Records supplied.
----------

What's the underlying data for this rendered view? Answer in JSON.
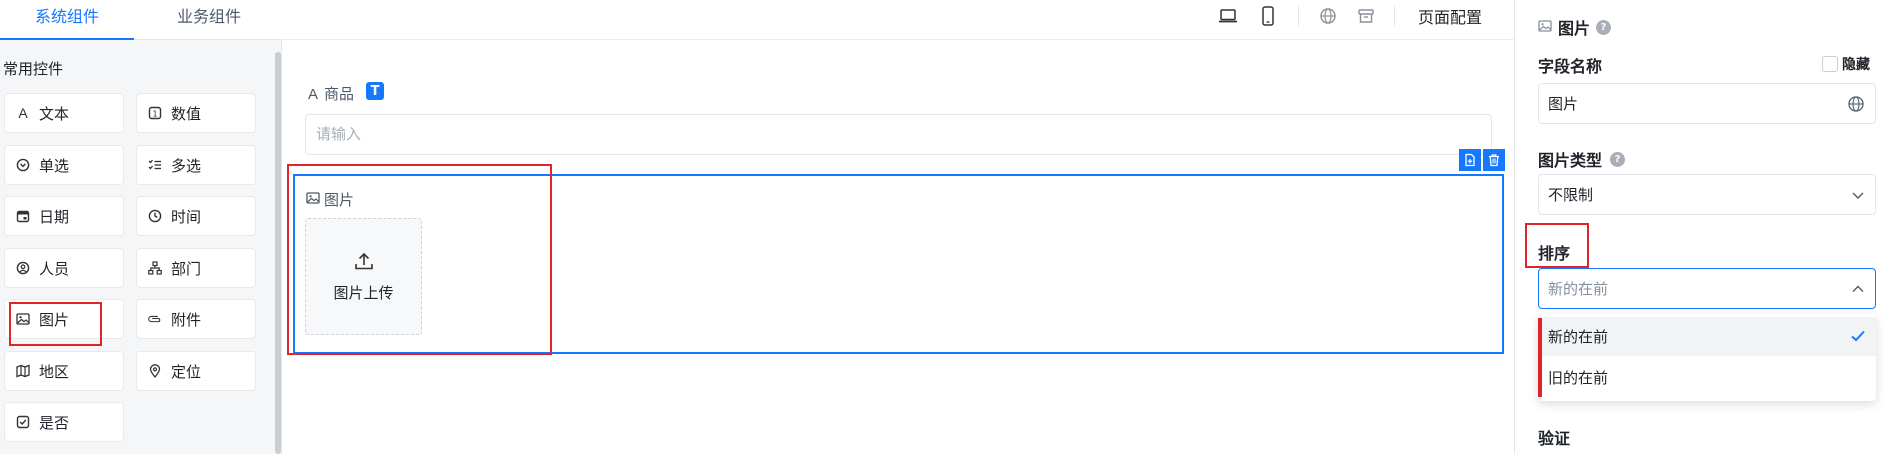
{
  "left_panel": {
    "tabs": [
      {
        "label": "系统组件",
        "active": true
      },
      {
        "label": "业务组件",
        "active": false
      }
    ],
    "section_title": "常用控件",
    "components": [
      {
        "label": "文本",
        "icon": "text-icon"
      },
      {
        "label": "数值",
        "icon": "number-icon"
      },
      {
        "label": "单选",
        "icon": "radio-icon"
      },
      {
        "label": "多选",
        "icon": "checklist-icon"
      },
      {
        "label": "日期",
        "icon": "calendar-icon"
      },
      {
        "label": "时间",
        "icon": "clock-icon"
      },
      {
        "label": "人员",
        "icon": "user-icon"
      },
      {
        "label": "部门",
        "icon": "org-icon"
      },
      {
        "label": "图片",
        "icon": "image-icon"
      },
      {
        "label": "附件",
        "icon": "attachment-icon"
      },
      {
        "label": "地区",
        "icon": "map-icon"
      },
      {
        "label": "定位",
        "icon": "location-pin-icon"
      },
      {
        "label": "是否",
        "icon": "checkbox-icon"
      }
    ]
  },
  "canvas": {
    "toolbar": {
      "icons": [
        "laptop-icon",
        "mobile-icon",
        "globe-icon",
        "archive-icon"
      ],
      "page_config_label": "页面配置"
    },
    "product_field": {
      "label_prefix": "A",
      "label": "商品",
      "badge": "T",
      "placeholder": "请输入"
    },
    "image_field": {
      "label": "图片",
      "upload_label": "图片上传"
    }
  },
  "right_panel": {
    "title": "图片",
    "field_name_label": "字段名称",
    "hide_label": "隐藏",
    "field_name_value": "图片",
    "image_type_label": "图片类型",
    "image_type_value": "不限制",
    "sort_label": "排序",
    "sort_value": "新的在前",
    "sort_options": [
      {
        "label": "新的在前",
        "selected": true
      },
      {
        "label": "旧的在前",
        "selected": false
      }
    ],
    "validation_label": "验证"
  },
  "colors": {
    "accent": "#1677ff",
    "highlight_red": "#e0242a"
  }
}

----------

Given problem. Without the pictures, write out every entry precisely as it appears.

Finished task.
What's the underlying data for this rendered view? Answer in JSON.
{
  "left_panel": {
    "tabs": [
      {
        "label": "系统组件",
        "active": true
      },
      {
        "label": "业务组件",
        "active": false
      }
    ],
    "section_title": "常用控件",
    "components": [
      {
        "label": "文本",
        "icon": "text-icon"
      },
      {
        "label": "数值",
        "icon": "number-icon"
      },
      {
        "label": "单选",
        "icon": "radio-icon"
      },
      {
        "label": "多选",
        "icon": "checklist-icon"
      },
      {
        "label": "日期",
        "icon": "calendar-icon"
      },
      {
        "label": "时间",
        "icon": "clock-icon"
      },
      {
        "label": "人员",
        "icon": "user-icon"
      },
      {
        "label": "部门",
        "icon": "org-icon"
      },
      {
        "label": "图片",
        "icon": "image-icon"
      },
      {
        "label": "附件",
        "icon": "attachment-icon"
      },
      {
        "label": "地区",
        "icon": "map-icon"
      },
      {
        "label": "定位",
        "icon": "location-pin-icon"
      },
      {
        "label": "是否",
        "icon": "checkbox-icon"
      }
    ]
  },
  "canvas": {
    "toolbar": {
      "icons": [
        "laptop-icon",
        "mobile-icon",
        "globe-icon",
        "archive-icon"
      ],
      "page_config_label": "页面配置"
    },
    "product_field": {
      "label_prefix": "A",
      "label": "商品",
      "badge": "T",
      "placeholder": "请输入"
    },
    "image_field": {
      "label": "图片",
      "upload_label": "图片上传"
    }
  },
  "right_panel": {
    "title": "图片",
    "field_name_label": "字段名称",
    "hide_label": "隐藏",
    "field_name_value": "图片",
    "image_type_label": "图片类型",
    "image_type_value": "不限制",
    "sort_label": "排序",
    "sort_value": "新的在前",
    "sort_options": [
      {
        "label": "新的在前",
        "selected": true
      },
      {
        "label": "旧的在前",
        "selected": false
      }
    ],
    "validation_label": "验证"
  },
  "colors": {
    "accent": "#1677ff",
    "highlight_red": "#e0242a"
  }
}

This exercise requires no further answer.